WHAT TO DO
1 - Reproduce everything in the forum thread on babies from "But then I have" down to "barren...oh well :?".
2 - Answer these questions using the forum thread on babies:
(a) In the first post, what can't you do that babies won't care about?
(b) What does Starry have for the unconditional, unjudgmental love?
(c) What does Emma have a distinct feeling of being?

Babies

loserinamailbox

Active member
When you're feeling especially lonely from SAD, do you ever wish that you could have a baby? I find that the lonelier I get, the more I want one. They love without judging. They won't care if you can't hold a conversation, neither can they. They won't leave you. You can love them back because of that. Anyone else have thoughts similar before?
 

Starry

Well-known member
No...

But then I have my dogs for the unconditional/unjudgemental love thing lol... :lol:
 

Emma

Well-known member
Generally I hate babies....they annoy the hell out of me.....and I hate it how people who don't deserve to have kids just pop them out.....having said that though, I would probably feel differently about my own....so I guess sometimes I think that, although who the hell would sleep with me....and I have the distinct feeling I'm probably barren...oh well :?

Collection entries
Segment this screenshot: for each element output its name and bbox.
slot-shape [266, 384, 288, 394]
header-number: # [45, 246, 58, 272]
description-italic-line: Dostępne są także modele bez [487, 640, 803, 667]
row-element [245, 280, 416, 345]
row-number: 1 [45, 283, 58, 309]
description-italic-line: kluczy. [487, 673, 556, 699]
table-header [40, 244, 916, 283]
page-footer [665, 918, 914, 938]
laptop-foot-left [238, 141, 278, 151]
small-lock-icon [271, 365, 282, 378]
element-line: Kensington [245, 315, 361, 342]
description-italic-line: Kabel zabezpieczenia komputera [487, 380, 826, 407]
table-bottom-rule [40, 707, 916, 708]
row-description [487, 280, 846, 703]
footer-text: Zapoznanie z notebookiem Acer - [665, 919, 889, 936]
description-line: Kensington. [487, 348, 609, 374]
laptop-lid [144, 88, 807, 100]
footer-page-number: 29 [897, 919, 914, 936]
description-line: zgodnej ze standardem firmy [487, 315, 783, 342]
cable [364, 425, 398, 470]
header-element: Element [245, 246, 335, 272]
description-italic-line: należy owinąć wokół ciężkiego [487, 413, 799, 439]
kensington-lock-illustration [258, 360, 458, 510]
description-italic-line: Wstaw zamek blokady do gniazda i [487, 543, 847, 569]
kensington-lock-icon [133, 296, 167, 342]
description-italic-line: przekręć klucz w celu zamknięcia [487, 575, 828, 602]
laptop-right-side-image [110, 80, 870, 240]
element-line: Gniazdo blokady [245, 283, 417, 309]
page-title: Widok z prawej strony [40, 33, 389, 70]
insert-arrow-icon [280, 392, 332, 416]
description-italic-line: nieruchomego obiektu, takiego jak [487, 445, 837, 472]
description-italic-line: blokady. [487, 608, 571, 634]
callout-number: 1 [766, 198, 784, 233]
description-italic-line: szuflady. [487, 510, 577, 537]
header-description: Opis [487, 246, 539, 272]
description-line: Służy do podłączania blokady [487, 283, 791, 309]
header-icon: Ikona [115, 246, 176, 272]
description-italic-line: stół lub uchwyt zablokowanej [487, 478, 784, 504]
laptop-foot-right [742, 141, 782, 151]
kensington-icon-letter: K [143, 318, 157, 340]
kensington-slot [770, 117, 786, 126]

OUTPUTS FOR THE TASKS
1 -
But then I have my dogs for the unconditional/unjudgemental love thing lol... :lol:
 

Emma

Well-known member
Generally I hate babies....they annoy the hell out of me.....and I hate it how people who don't deserve to have kids just pop them out.....having said that though, I would probably feel differently about my own....so I guess sometimes I think that, although who the hell would sleep with me....and I have the distinct feeling I'm probably barren...oh well :?

2 -
(a) Hold a conversation.
(b) Dogs.
(c) Probably barren.